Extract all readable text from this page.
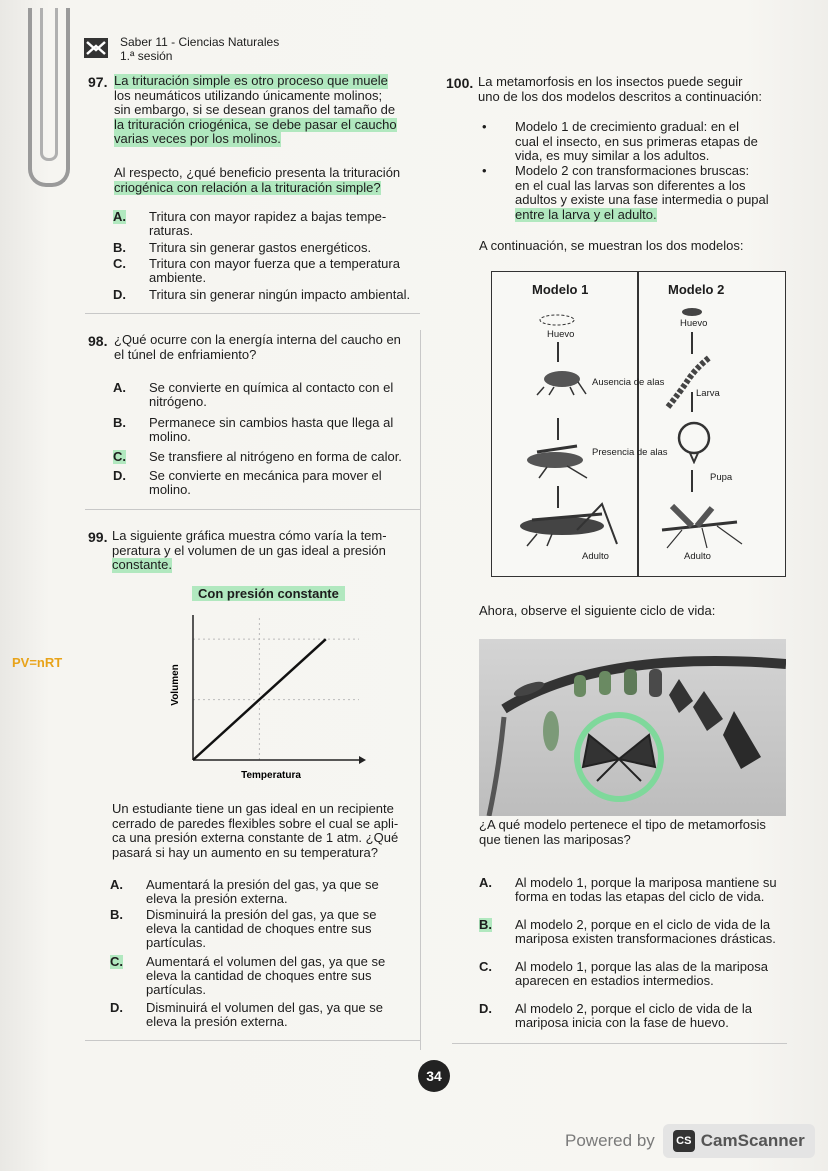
Saber 11 - Ciencias Naturales
1.ª sesión
PV=nRT
97. La trituración simple es otro proceso que muele
los neumáticos utilizando únicamente molinos;
sin embargo, si se desean granos del tamaño de
la trituración criogénica, se debe pasar el caucho varias veces por los molinos.
Al respecto, ¿qué beneficio presenta la trituración
criogénica con relación a la trituración simple?
A. Tritura con mayor rapidez a bajas tempe-
raturas.
B. Tritura sin generar gastos energéticos.
C. Tritura con mayor fuerza que a temperatura
ambiente.
D. Tritura sin generar ningún impacto ambiental.
98. ¿Qué ocurre con la energía interna del caucho en
el túnel de enfriamiento?
A. Se convierte en química al contacto con el
nitrógeno.
B. Permanece sin cambios hasta que llega al
molino.
C. Se transfiere al nitrógeno en forma de calor.
D. Se convierte en mecánica para mover el
molino.
99. La siguiente gráfica muestra cómo varía la tem-
peratura y el volumen de un gas ideal a presión
constante.
Con presión constante
Volumen
Temperatura
Un estudiante tiene un gas ideal en un recipiente
cerrado de paredes flexibles sobre el cual se apli-
ca una presión externa constante de 1 atm. ¿Qué
pasará si hay un aumento en su temperatura?
A. Aumentará la presión del gas, ya que se
eleva la presión externa.
B. Disminuirá la presión del gas, ya que se
eleva la cantidad de choques entre sus
partículas.
C. Aumentará el volumen del gas, ya que se
eleva la cantidad de choques entre sus
partículas.
D. Disminuirá el volumen del gas, ya que se
eleva la presión externa.
100. La metamorfosis en los insectos puede seguir
uno de los dos modelos descritos a continuación:
• Modelo 1 de crecimiento gradual: en el
cual el insecto, en sus primeras etapas de
vida, es muy similar a los adultos.
• Modelo 2 con transformaciones bruscas:
en el cual las larvas son diferentes a los
adultos y existe una fase intermedia o pupal
entre la larva y el adulto.
A continuación, se muestran los dos modelos:
Modelo 1	Modelo 2
Huevo
Ausencia de alas
Presencia de alas
Adulto
Huevo
Larva
Pupa
Adulto
Ahora, observe el siguiente ciclo de vida:
¿A qué modelo pertenece el tipo de metamorfosis
que tienen las mariposas?
A. Al modelo 1, porque la mariposa mantiene su
forma en todas las etapas del ciclo de vida.
B. Al modelo 2, porque en el ciclo de vida de la
mariposa existen transformaciones drásticas.
C. Al modelo 1, porque las alas de la mariposa
aparecen en estadios intermedios.
D. Al modelo 2, porque el ciclo de vida de la
mariposa inicia con la fase de huevo.
34
Powered by	CS CamScanner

···

BRIEF
Scan the entries above. Copy each line that has the string "Disminuirá".

OUTPUT OF THE EXERCISE
B. Disminuirá la presión del gas, ya que se
D. Disminuirá el volumen del gas, ya que se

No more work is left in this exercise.